----- Information supplied -----

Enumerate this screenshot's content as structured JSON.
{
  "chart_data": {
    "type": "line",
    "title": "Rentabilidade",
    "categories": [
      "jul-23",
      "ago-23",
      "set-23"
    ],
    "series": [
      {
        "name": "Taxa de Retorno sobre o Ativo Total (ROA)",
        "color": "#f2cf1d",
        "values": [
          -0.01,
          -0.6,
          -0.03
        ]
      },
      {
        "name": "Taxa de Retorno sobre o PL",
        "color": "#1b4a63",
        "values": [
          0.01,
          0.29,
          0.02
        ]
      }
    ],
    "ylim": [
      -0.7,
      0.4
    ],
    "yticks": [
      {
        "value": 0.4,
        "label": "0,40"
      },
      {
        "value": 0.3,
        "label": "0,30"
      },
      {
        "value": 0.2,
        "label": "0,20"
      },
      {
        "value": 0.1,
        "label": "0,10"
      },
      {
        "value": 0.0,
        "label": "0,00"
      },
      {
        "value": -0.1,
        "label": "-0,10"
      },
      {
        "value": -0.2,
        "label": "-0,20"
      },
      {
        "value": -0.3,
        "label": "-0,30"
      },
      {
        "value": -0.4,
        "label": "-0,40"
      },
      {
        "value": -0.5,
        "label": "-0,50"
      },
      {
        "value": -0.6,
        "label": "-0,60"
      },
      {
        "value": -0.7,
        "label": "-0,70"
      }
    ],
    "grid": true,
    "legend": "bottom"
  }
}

-----

• **Job**
Each line of the listing should be echoed back exactly.

• **Written solution**
Enumerate this screenshot's content as structured JSON.
{
  "chart_data": {
    "type": "line",
    "title": "Rentabilidade",
    "categories": [
      "jul-23",
      "ago-23",
      "set-23"
    ],
    "series": [
      {
        "name": "Taxa de Retorno sobre o Ativo Total (ROA)",
        "color": "#f2cf1d",
        "values": [
          -0.01,
          -0.6,
          -0.03
        ]
      },
      {
        "name": "Taxa de Retorno sobre o PL",
        "color": "#1b4a63",
        "values": [
          0.01,
          0.29,
          0.02
        ]
      }
    ],
    "ylim": [
      -0.7,
      0.4
    ],
    "yticks": [
      {
        "value": 0.4,
        "label": "0,40"
      },
      {
        "value": 0.3,
        "label": "0,30"
      },
      {
        "value": 0.2,
        "label": "0,20"
      },
      {
        "value": 0.1,
        "label": "0,10"
      },
      {
        "value": 0.0,
        "label": "0,00"
      },
      {
        "value": -0.1,
        "label": "-0,10"
      },
      {
        "value": -0.2,
        "label": "-0,20"
      },
      {
        "value": -0.3,
        "label": "-0,30"
      },
      {
        "value": -0.4,
        "label": "-0,40"
      },
      {
        "value": -0.5,
        "label": "-0,50"
      },
      {
        "value": -0.6,
        "label": "-0,60"
      },
      {
        "value": -0.7,
        "label": "-0,70"
      }
    ],
    "grid": true,
    "legend": "bottom"
  }
}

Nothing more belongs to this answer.